## INSTRUCTIONS
1. From the forum thread, write out the words starting with "Actually Exxon tried" and going on through "take credit cards.".
2. In the forum thread, what does pragmatic_lee say credit card companies will do to a seller whose stations charge a separate credit price?

--- start of PASSAGE GIVEN ---

# Classifieds



## pragmatic_lee (Jan 19, 2008)

USNarcher said:


> Since when does TYD mean unless using paypal then add???????
> 
> Just ventin. :darkbeer:


TYD usually means no additional charge for shipping. If it's something you realy want and GOT to have, tell the seller you'll take it, but you're going to deduct the cost of the Money Order and the postage to mail it. :wink:


----------



## USNarcher (Oct 12, 2002)

pragmatic_lee said:


> TYD usually means no additional charge for shipping. If it's something you realy want and GOT to have, tell the seller you'll take it, but you're going to deduct the cost of the Money Order and the postage to mail it. :wink:


Thanks for that PC answer. :wink:

If you tell someone tyd that means TO YOUR DOOR. When you whip out your credit card at the store they don't say "OH your using a VISA we are gonna add the 3% that they charge us". And also when you have a PM conversation with them and they say the price that they are firm on then later say if your paying with paypal it's different. C'mon. When selling assume that someone is gonna use PP and add it into your bottom line. 

And what's this got to do with Field archery. Im gonna use this product in my next field tournament. :nyah::RockOn:


----------



## pragmatic_lee (Jan 19, 2008)

USNarcher said:


> Thanks for that PC answer. :wink:
> 
> If you tell someone tyd that means TO YOUR DOOR. When you whip out your credit card at the store they don't say* "OH your using a VISA we are gonna add the 3% that they charge us"*. And also when you have a PM conversation with them and they say the price that they are firm on then later say if your paying with paypal it's different. C'mon. When selling assume that someone is gonna use PP and add it into your bottom line.
> 
> And what's this got to do with Field archery. Im gonna use this product in my next field tournament. :nyah::RockOn:


Actually Exxon tried that a few years back. Their gas stations had a "credit" price and a non-credit price. While there is no law against this (AFAIK), the credit card companies will pull your merchant account such that you can no longer take credit cards.

--- end of PASSAGE GIVEN ---
--- start of MATERIAL PROVIDED ---

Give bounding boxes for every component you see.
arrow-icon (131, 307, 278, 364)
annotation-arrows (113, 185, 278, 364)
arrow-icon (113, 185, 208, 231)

--- end of MATERIAL PROVIDED ---

## SOLUTIONS
1.
Actually Exxon tried that a few years back. Their gas stations had a "credit" price and a non-credit price. While there is no law against this (AFAIK), the credit card companies will pull your merchant account such that you can no longer take credit cards.

2. They will pull the seller's merchant account, so the seller can no longer take credit cards.